> LISTED ENTRIES
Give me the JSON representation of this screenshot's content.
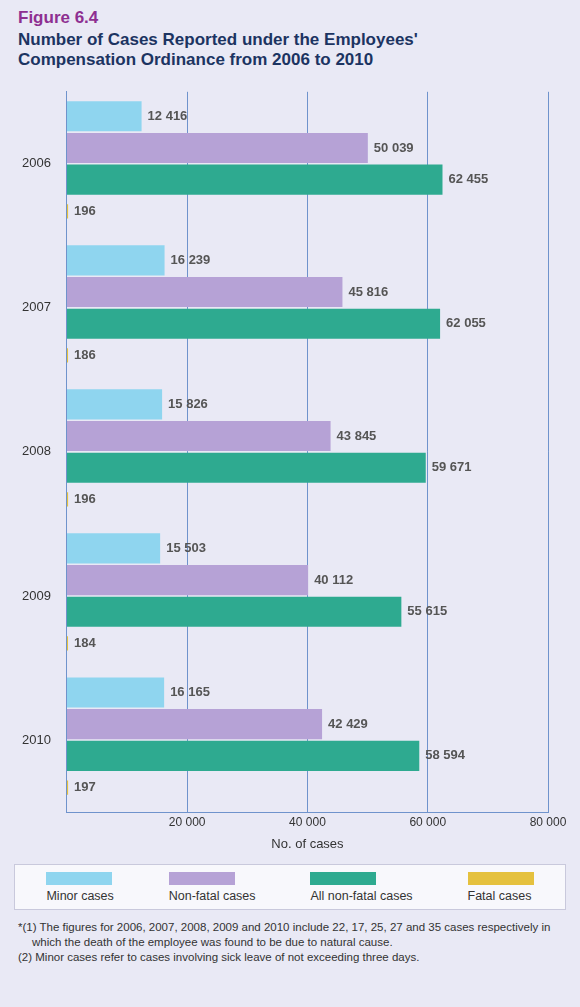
{
  "chart_data": {
    "type": "bar",
    "figure_label": "Figure 6.4",
    "title": "Number of Cases Reported under the Employees' Compensation Ordinance from 2006 to 2010",
    "orientation": "horizontal",
    "categories": [
      "2006",
      "2007",
      "2008",
      "2009",
      "2010"
    ],
    "series": [
      {
        "name": "Minor cases",
        "color": "#8fd5ef",
        "values": [
          12416,
          16239,
          15826,
          15503,
          16165
        ],
        "value_labels": [
          "12 416",
          "16 239",
          "15 826",
          "15 503",
          "16 165"
        ]
      },
      {
        "name": "Non-fatal cases",
        "color": "#b6a2d6",
        "values": [
          50039,
          45816,
          43845,
          40112,
          42429
        ],
        "value_labels": [
          "50 039",
          "45 816",
          "43 845",
          "40 112",
          "42 429"
        ]
      },
      {
        "name": "All non-fatal cases",
        "color": "#2eaa90",
        "values": [
          62455,
          62055,
          59671,
          55615,
          58594
        ],
        "value_labels": [
          "62 455",
          "62 055",
          "59 671",
          "55 615",
          "58 594"
        ]
      },
      {
        "name": "Fatal cases",
        "color": "#e5c13e",
        "values": [
          196,
          186,
          196,
          184,
          197
        ]
      }
    ],
    "xlabel": "No. of cases",
    "xlim": [
      0,
      80000
    ],
    "xticks": [
      {
        "value": 20000,
        "label": "20 000"
      },
      {
        "value": 40000,
        "label": "40 000"
      },
      {
        "value": 60000,
        "label": "60 000"
      },
      {
        "value": 80000,
        "label": "80 000"
      }
    ],
    "grid": true,
    "data_labels": true,
    "legend": "bottom",
    "footnotes": [
      "*(1) The figures for 2006, 2007, 2008, 2009 and 2010 include 22, 17, 25, 27 and 35 cases respectively in which the death of the employee was found to be due to natural cause.",
      "(2) Minor cases refer to cases involving sick leave of not exceeding three days."
    ]
  }
}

> DIRECTIONS
List each line in the listing that contains the string "name".

> FULL OUTPUT
        "name": "Minor cases",
        "name": "Non-fatal cases",
        "name": "All non-fatal cases",
        "name": "Fatal cases",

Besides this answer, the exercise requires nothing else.